TASK DESCRIPTION: Write every line out verbatim and omit the pictures.

● ● ● ●

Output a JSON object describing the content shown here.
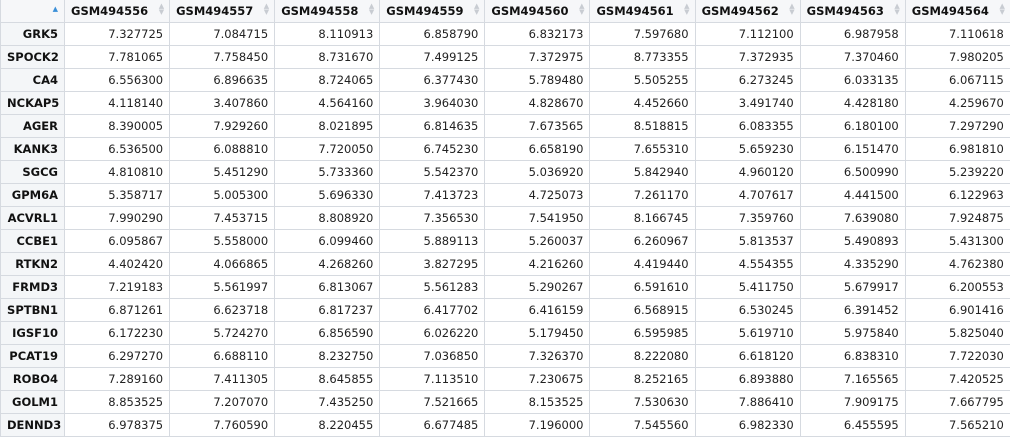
{
  "table": {
    "sort_icon": "sort-ascending-icon",
    "accent": "#3a8fd8",
    "columns": [
      "GSM494556",
      "GSM494557",
      "GSM494558",
      "GSM494559",
      "GSM494560",
      "GSM494561",
      "GSM494562",
      "GSM494563",
      "GSM494564"
    ],
    "rows": [
      {
        "name": "GRK5",
        "values": [
          "7.327725",
          "7.084715",
          "8.110913",
          "6.858790",
          "6.832173",
          "7.597680",
          "7.112100",
          "6.987958",
          "7.110618"
        ]
      },
      {
        "name": "SPOCK2",
        "values": [
          "7.781065",
          "7.758450",
          "8.731670",
          "7.499125",
          "7.372975",
          "8.773355",
          "7.372935",
          "7.370460",
          "7.980205"
        ]
      },
      {
        "name": "CA4",
        "values": [
          "6.556300",
          "6.896635",
          "8.724065",
          "6.377430",
          "5.789480",
          "5.505255",
          "6.273245",
          "6.033135",
          "6.067115"
        ]
      },
      {
        "name": "NCKAP5",
        "values": [
          "4.118140",
          "3.407860",
          "4.564160",
          "3.964030",
          "4.828670",
          "4.452660",
          "3.491740",
          "4.428180",
          "4.259670"
        ]
      },
      {
        "name": "AGER",
        "values": [
          "8.390005",
          "7.929260",
          "8.021895",
          "6.814635",
          "7.673565",
          "8.518815",
          "6.083355",
          "6.180100",
          "7.297290"
        ]
      },
      {
        "name": "KANK3",
        "values": [
          "6.536500",
          "6.088810",
          "7.720050",
          "6.745230",
          "6.658190",
          "7.655310",
          "5.659230",
          "6.151470",
          "6.981810"
        ]
      },
      {
        "name": "SGCG",
        "values": [
          "4.810810",
          "5.451290",
          "5.733360",
          "5.542370",
          "5.036920",
          "5.842940",
          "4.960120",
          "6.500990",
          "5.239220"
        ]
      },
      {
        "name": "GPM6A",
        "values": [
          "5.358717",
          "5.005300",
          "5.696330",
          "7.413723",
          "4.725073",
          "7.261170",
          "4.707617",
          "4.441500",
          "6.122963"
        ]
      },
      {
        "name": "ACVRL1",
        "values": [
          "7.990290",
          "7.453715",
          "8.808920",
          "7.356530",
          "7.541950",
          "8.166745",
          "7.359760",
          "7.639080",
          "7.924875"
        ]
      },
      {
        "name": "CCBE1",
        "values": [
          "6.095867",
          "5.558000",
          "6.099460",
          "5.889113",
          "5.260037",
          "6.260967",
          "5.813537",
          "5.490893",
          "5.431300"
        ]
      },
      {
        "name": "RTKN2",
        "values": [
          "4.402420",
          "4.066865",
          "4.268260",
          "3.827295",
          "4.216260",
          "4.419440",
          "4.554355",
          "4.335290",
          "4.762380"
        ]
      },
      {
        "name": "FRMD3",
        "values": [
          "7.219183",
          "5.561997",
          "6.813067",
          "5.561283",
          "5.290267",
          "6.591610",
          "5.411750",
          "5.679917",
          "6.200553"
        ]
      },
      {
        "name": "SPTBN1",
        "values": [
          "6.871261",
          "6.623718",
          "6.817237",
          "6.417702",
          "6.416159",
          "6.568915",
          "6.530245",
          "6.391452",
          "6.901416"
        ]
      },
      {
        "name": "IGSF10",
        "values": [
          "6.172230",
          "5.724270",
          "6.856590",
          "6.026220",
          "5.179450",
          "6.595985",
          "5.619710",
          "5.975840",
          "5.825040"
        ]
      },
      {
        "name": "PCAT19",
        "values": [
          "6.297270",
          "6.688110",
          "8.232750",
          "7.036850",
          "7.326370",
          "8.222080",
          "6.618120",
          "6.838310",
          "7.722030"
        ]
      },
      {
        "name": "ROBO4",
        "values": [
          "7.289160",
          "7.411305",
          "8.645855",
          "7.113510",
          "7.230675",
          "8.252165",
          "6.893880",
          "7.165565",
          "7.420525"
        ]
      },
      {
        "name": "GOLM1",
        "values": [
          "8.853525",
          "7.207070",
          "7.435250",
          "7.521665",
          "8.153525",
          "7.530630",
          "7.886410",
          "7.909175",
          "7.667795"
        ]
      },
      {
        "name": "DENND3",
        "values": [
          "6.978375",
          "7.760590",
          "8.220455",
          "6.677485",
          "7.196000",
          "7.545560",
          "6.982330",
          "6.455595",
          "7.565210"
        ]
      }
    ]
  }
}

● ● ● ●

OUTPUT BELOW:
Output a JSON object describing the content shown here.
{
  "table": {
    "sort_icon": "sort-ascending-icon",
    "accent": "#3a8fd8",
    "columns": [
      "GSM494556",
      "GSM494557",
      "GSM494558",
      "GSM494559",
      "GSM494560",
      "GSM494561",
      "GSM494562",
      "GSM494563",
      "GSM494564"
    ],
    "rows": [
      {
        "name": "GRK5",
        "values": [
          "7.327725",
          "7.084715",
          "8.110913",
          "6.858790",
          "6.832173",
          "7.597680",
          "7.112100",
          "6.987958",
          "7.110618"
        ]
      },
      {
        "name": "SPOCK2",
        "values": [
          "7.781065",
          "7.758450",
          "8.731670",
          "7.499125",
          "7.372975",
          "8.773355",
          "7.372935",
          "7.370460",
          "7.980205"
        ]
      },
      {
        "name": "CA4",
        "values": [
          "6.556300",
          "6.896635",
          "8.724065",
          "6.377430",
          "5.789480",
          "5.505255",
          "6.273245",
          "6.033135",
          "6.067115"
        ]
      },
      {
        "name": "NCKAP5",
        "values": [
          "4.118140",
          "3.407860",
          "4.564160",
          "3.964030",
          "4.828670",
          "4.452660",
          "3.491740",
          "4.428180",
          "4.259670"
        ]
      },
      {
        "name": "AGER",
        "values": [
          "8.390005",
          "7.929260",
          "8.021895",
          "6.814635",
          "7.673565",
          "8.518815",
          "6.083355",
          "6.180100",
          "7.297290"
        ]
      },
      {
        "name": "KANK3",
        "values": [
          "6.536500",
          "6.088810",
          "7.720050",
          "6.745230",
          "6.658190",
          "7.655310",
          "5.659230",
          "6.151470",
          "6.981810"
        ]
      },
      {
        "name": "SGCG",
        "values": [
          "4.810810",
          "5.451290",
          "5.733360",
          "5.542370",
          "5.036920",
          "5.842940",
          "4.960120",
          "6.500990",
          "5.239220"
        ]
      },
      {
        "name": "GPM6A",
        "values": [
          "5.358717",
          "5.005300",
          "5.696330",
          "7.413723",
          "4.725073",
          "7.261170",
          "4.707617",
          "4.441500",
          "6.122963"
        ]
      },
      {
        "name": "ACVRL1",
        "values": [
          "7.990290",
          "7.453715",
          "8.808920",
          "7.356530",
          "7.541950",
          "8.166745",
          "7.359760",
          "7.639080",
          "7.924875"
        ]
      },
      {
        "name": "CCBE1",
        "values": [
          "6.095867",
          "5.558000",
          "6.099460",
          "5.889113",
          "5.260037",
          "6.260967",
          "5.813537",
          "5.490893",
          "5.431300"
        ]
      },
      {
        "name": "RTKN2",
        "values": [
          "4.402420",
          "4.066865",
          "4.268260",
          "3.827295",
          "4.216260",
          "4.419440",
          "4.554355",
          "4.335290",
          "4.762380"
        ]
      },
      {
        "name": "FRMD3",
        "values": [
          "7.219183",
          "5.561997",
          "6.813067",
          "5.561283",
          "5.290267",
          "6.591610",
          "5.411750",
          "5.679917",
          "6.200553"
        ]
      },
      {
        "name": "SPTBN1",
        "values": [
          "6.871261",
          "6.623718",
          "6.817237",
          "6.417702",
          "6.416159",
          "6.568915",
          "6.530245",
          "6.391452",
          "6.901416"
        ]
      },
      {
        "name": "IGSF10",
        "values": [
          "6.172230",
          "5.724270",
          "6.856590",
          "6.026220",
          "5.179450",
          "6.595985",
          "5.619710",
          "5.975840",
          "5.825040"
        ]
      },
      {
        "name": "PCAT19",
        "values": [
          "6.297270",
          "6.688110",
          "8.232750",
          "7.036850",
          "7.326370",
          "8.222080",
          "6.618120",
          "6.838310",
          "7.722030"
        ]
      },
      {
        "name": "ROBO4",
        "values": [
          "7.289160",
          "7.411305",
          "8.645855",
          "7.113510",
          "7.230675",
          "8.252165",
          "6.893880",
          "7.165565",
          "7.420525"
        ]
      },
      {
        "name": "GOLM1",
        "values": [
          "8.853525",
          "7.207070",
          "7.435250",
          "7.521665",
          "8.153525",
          "7.530630",
          "7.886410",
          "7.909175",
          "7.667795"
        ]
      },
      {
        "name": "DENND3",
        "values": [
          "6.978375",
          "7.760590",
          "8.220455",
          "6.677485",
          "7.196000",
          "7.545560",
          "6.982330",
          "6.455595",
          "7.565210"
        ]
      }
    ]
  }
}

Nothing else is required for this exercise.